- Written instruction
Among the entries below, find how many lines carry the word "content" and state only that figure.

# START OF Material for this task

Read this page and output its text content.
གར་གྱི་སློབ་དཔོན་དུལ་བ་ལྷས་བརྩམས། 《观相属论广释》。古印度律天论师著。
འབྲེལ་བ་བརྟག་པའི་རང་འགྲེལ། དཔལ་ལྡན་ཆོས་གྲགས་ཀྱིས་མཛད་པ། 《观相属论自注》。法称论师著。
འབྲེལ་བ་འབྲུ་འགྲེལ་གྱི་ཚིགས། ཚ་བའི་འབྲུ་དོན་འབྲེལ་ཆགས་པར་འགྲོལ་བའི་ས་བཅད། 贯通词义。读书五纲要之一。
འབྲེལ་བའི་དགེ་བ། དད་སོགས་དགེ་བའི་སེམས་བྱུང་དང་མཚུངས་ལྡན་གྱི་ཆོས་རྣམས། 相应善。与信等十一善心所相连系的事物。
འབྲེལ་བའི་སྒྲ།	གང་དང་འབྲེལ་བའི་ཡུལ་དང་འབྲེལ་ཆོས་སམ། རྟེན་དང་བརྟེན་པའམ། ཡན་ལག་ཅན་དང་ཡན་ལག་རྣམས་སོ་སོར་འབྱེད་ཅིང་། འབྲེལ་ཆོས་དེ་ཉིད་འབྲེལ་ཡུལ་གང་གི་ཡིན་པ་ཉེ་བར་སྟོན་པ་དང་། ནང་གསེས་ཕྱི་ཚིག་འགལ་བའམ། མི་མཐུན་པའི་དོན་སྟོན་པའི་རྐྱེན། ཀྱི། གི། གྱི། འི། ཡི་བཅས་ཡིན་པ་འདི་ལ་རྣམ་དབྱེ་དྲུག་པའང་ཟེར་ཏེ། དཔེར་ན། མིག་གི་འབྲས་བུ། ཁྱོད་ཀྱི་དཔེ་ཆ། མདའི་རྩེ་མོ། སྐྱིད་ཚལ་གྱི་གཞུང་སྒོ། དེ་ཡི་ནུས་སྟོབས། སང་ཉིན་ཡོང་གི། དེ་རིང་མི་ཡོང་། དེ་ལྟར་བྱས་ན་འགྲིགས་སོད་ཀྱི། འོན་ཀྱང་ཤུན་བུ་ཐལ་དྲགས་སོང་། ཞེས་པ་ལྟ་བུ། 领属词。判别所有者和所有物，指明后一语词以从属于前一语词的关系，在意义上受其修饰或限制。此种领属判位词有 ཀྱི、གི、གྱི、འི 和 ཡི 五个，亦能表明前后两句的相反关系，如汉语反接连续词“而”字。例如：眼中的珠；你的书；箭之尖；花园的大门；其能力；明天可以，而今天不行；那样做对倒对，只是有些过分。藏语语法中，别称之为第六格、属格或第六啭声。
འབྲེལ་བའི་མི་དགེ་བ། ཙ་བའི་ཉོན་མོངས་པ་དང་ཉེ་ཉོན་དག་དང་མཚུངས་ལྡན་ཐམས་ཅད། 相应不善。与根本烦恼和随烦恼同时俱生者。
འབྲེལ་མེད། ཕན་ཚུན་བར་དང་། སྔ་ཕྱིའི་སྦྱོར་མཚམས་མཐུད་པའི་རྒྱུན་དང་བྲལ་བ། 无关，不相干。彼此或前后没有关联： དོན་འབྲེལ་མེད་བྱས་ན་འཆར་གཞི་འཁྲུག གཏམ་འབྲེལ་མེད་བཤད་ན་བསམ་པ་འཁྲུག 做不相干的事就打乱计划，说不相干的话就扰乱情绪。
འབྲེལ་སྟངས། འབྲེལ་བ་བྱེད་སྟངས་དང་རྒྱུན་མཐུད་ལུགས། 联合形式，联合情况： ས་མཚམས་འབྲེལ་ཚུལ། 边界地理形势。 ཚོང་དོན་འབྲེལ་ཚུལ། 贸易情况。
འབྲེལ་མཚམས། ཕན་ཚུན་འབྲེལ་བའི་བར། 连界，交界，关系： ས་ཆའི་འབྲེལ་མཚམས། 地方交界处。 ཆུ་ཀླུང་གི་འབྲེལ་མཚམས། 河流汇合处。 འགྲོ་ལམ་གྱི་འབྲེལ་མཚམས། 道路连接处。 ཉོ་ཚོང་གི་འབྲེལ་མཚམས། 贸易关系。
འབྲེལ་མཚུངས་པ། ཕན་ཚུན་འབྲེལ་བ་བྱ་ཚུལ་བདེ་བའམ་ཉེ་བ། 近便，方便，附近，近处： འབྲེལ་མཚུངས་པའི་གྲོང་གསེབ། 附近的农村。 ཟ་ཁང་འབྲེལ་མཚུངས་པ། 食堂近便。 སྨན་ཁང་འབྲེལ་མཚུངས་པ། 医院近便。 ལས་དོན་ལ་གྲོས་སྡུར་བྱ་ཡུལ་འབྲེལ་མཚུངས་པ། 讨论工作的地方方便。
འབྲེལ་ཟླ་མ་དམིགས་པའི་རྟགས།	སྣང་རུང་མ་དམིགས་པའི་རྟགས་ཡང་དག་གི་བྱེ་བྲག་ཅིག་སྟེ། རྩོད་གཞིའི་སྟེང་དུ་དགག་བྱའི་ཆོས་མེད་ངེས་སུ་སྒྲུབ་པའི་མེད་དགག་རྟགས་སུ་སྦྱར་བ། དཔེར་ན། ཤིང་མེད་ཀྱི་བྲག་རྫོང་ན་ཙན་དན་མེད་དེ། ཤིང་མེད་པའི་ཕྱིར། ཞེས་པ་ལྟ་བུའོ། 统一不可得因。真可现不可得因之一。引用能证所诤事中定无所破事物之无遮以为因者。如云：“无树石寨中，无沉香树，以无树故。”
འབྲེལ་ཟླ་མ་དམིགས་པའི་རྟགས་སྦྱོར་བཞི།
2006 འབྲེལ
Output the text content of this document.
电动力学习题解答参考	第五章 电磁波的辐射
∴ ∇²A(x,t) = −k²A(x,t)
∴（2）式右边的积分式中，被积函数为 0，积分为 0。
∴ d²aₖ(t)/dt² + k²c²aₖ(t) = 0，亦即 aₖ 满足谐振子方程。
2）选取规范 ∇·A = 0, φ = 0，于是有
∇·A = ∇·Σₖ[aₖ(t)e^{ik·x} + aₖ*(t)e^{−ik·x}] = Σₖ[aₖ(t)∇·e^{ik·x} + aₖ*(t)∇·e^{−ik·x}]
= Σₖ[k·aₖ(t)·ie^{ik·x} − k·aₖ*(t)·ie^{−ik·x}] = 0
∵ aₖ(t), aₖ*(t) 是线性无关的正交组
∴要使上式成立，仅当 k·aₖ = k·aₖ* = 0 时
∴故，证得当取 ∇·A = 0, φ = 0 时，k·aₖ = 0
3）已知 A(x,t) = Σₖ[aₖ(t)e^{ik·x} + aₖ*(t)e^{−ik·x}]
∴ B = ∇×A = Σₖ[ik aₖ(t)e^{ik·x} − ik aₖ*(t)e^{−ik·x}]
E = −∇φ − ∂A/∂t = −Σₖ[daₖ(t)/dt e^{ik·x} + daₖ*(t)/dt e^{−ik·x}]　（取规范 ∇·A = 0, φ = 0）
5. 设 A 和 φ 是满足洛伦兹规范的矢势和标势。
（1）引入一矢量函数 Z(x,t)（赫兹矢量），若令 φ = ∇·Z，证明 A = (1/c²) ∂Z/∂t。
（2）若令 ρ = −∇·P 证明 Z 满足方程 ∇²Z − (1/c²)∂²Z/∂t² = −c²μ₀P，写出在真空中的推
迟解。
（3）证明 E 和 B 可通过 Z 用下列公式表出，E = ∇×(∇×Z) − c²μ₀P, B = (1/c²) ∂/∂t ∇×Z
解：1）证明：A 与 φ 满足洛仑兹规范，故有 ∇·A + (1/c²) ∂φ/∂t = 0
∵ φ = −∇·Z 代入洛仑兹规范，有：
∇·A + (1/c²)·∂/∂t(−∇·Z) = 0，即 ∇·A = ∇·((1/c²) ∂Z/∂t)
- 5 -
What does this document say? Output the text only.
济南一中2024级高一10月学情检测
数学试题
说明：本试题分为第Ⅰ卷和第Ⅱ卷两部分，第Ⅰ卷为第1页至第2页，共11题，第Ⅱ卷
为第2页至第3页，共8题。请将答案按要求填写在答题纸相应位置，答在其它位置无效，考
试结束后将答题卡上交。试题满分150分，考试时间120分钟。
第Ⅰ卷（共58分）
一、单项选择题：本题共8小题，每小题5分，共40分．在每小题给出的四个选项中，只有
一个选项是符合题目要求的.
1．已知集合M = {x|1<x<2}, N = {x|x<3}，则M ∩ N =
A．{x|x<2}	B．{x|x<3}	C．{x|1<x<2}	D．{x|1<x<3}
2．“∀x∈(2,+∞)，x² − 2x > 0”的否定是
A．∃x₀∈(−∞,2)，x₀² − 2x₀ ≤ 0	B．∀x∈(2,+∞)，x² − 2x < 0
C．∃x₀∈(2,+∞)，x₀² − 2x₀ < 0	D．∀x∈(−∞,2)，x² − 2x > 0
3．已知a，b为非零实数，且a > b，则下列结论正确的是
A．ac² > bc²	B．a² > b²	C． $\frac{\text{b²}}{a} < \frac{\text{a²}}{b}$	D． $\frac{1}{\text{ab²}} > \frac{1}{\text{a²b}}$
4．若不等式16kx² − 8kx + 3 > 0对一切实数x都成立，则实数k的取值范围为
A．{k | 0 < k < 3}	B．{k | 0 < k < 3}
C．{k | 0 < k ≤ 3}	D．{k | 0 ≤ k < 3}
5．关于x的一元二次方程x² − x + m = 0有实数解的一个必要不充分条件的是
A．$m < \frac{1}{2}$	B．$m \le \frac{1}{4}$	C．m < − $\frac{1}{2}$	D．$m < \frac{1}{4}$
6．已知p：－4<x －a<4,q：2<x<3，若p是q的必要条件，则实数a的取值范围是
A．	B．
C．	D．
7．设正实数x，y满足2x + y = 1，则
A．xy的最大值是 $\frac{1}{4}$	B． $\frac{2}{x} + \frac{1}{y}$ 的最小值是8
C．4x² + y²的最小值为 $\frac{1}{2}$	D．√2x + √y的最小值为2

# END OF Material for this task

- Output for this task
2